Chart and figure data:
§ §
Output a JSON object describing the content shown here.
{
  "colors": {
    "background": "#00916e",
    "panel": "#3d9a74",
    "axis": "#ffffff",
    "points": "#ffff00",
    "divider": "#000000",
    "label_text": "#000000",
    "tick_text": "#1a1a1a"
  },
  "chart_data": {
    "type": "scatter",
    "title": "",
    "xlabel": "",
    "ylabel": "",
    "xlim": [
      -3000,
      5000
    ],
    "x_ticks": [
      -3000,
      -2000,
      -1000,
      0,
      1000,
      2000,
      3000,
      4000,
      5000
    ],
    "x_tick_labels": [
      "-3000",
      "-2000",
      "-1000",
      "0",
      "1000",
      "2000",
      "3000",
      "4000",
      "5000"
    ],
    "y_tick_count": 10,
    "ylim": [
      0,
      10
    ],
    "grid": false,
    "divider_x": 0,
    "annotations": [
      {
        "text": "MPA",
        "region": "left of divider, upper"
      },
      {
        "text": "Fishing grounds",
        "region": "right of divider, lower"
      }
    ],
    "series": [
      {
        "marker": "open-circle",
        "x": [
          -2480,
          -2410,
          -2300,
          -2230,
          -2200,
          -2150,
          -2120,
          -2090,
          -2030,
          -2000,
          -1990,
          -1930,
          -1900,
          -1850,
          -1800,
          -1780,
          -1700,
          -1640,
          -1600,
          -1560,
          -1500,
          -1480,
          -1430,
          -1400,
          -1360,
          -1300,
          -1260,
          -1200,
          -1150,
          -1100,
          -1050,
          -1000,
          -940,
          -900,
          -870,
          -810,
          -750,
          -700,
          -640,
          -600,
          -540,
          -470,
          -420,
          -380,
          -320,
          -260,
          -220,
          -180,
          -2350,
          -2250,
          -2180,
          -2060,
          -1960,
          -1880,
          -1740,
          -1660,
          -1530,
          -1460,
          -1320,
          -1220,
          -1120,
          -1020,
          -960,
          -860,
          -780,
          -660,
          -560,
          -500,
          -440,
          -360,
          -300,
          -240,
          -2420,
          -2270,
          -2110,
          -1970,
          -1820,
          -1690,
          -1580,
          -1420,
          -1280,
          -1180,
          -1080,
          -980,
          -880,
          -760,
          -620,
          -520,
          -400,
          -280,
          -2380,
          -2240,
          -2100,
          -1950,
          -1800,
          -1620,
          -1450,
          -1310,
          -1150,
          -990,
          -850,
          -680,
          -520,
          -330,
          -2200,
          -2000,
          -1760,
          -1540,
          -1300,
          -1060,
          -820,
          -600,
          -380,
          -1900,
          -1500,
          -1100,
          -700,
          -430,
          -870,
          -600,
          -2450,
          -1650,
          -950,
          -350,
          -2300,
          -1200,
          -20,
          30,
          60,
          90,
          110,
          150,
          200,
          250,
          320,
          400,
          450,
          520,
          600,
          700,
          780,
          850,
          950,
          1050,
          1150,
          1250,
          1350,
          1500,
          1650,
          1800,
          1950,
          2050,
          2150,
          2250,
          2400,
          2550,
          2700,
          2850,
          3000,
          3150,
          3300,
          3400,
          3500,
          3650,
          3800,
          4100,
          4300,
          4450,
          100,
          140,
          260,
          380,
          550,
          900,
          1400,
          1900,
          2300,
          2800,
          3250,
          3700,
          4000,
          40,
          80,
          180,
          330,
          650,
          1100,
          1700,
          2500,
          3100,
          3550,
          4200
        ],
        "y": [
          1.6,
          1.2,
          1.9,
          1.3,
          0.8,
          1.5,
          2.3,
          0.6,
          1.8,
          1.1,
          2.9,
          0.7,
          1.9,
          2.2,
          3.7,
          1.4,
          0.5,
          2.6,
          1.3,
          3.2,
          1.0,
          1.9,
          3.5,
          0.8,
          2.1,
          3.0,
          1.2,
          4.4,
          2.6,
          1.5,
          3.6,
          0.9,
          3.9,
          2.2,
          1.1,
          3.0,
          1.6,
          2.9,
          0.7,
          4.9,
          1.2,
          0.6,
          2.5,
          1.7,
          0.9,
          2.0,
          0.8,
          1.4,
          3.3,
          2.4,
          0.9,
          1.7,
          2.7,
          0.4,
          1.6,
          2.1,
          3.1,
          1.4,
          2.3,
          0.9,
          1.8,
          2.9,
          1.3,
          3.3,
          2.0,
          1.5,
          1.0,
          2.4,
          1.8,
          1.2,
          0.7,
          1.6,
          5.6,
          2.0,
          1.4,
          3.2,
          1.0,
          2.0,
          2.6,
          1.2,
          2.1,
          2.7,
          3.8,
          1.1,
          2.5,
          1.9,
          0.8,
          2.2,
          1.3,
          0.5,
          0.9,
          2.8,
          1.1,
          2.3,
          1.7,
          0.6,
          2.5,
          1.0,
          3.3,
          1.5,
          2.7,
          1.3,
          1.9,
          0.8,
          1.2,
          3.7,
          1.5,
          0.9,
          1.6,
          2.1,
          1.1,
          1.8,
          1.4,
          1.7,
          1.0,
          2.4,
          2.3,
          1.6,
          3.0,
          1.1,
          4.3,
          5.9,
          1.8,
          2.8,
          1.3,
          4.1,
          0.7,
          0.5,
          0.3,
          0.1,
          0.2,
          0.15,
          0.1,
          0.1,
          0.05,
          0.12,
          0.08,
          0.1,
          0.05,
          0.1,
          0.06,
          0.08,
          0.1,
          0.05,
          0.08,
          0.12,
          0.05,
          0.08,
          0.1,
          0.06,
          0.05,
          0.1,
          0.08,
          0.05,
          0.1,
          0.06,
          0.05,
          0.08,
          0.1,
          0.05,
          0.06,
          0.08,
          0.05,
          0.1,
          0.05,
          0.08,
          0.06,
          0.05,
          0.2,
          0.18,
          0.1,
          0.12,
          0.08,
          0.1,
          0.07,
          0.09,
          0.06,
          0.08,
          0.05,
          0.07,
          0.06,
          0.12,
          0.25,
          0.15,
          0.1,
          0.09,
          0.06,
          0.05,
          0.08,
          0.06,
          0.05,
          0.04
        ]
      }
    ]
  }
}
§ §
▶ _TASK INSTRUCTIONS_:
Take each line containing the string "region" and copy it out.

▶ _ANSWER TO THIS PROBLEM_:
        "region": "left of divider, upper"
        "region": "right of divider, lower"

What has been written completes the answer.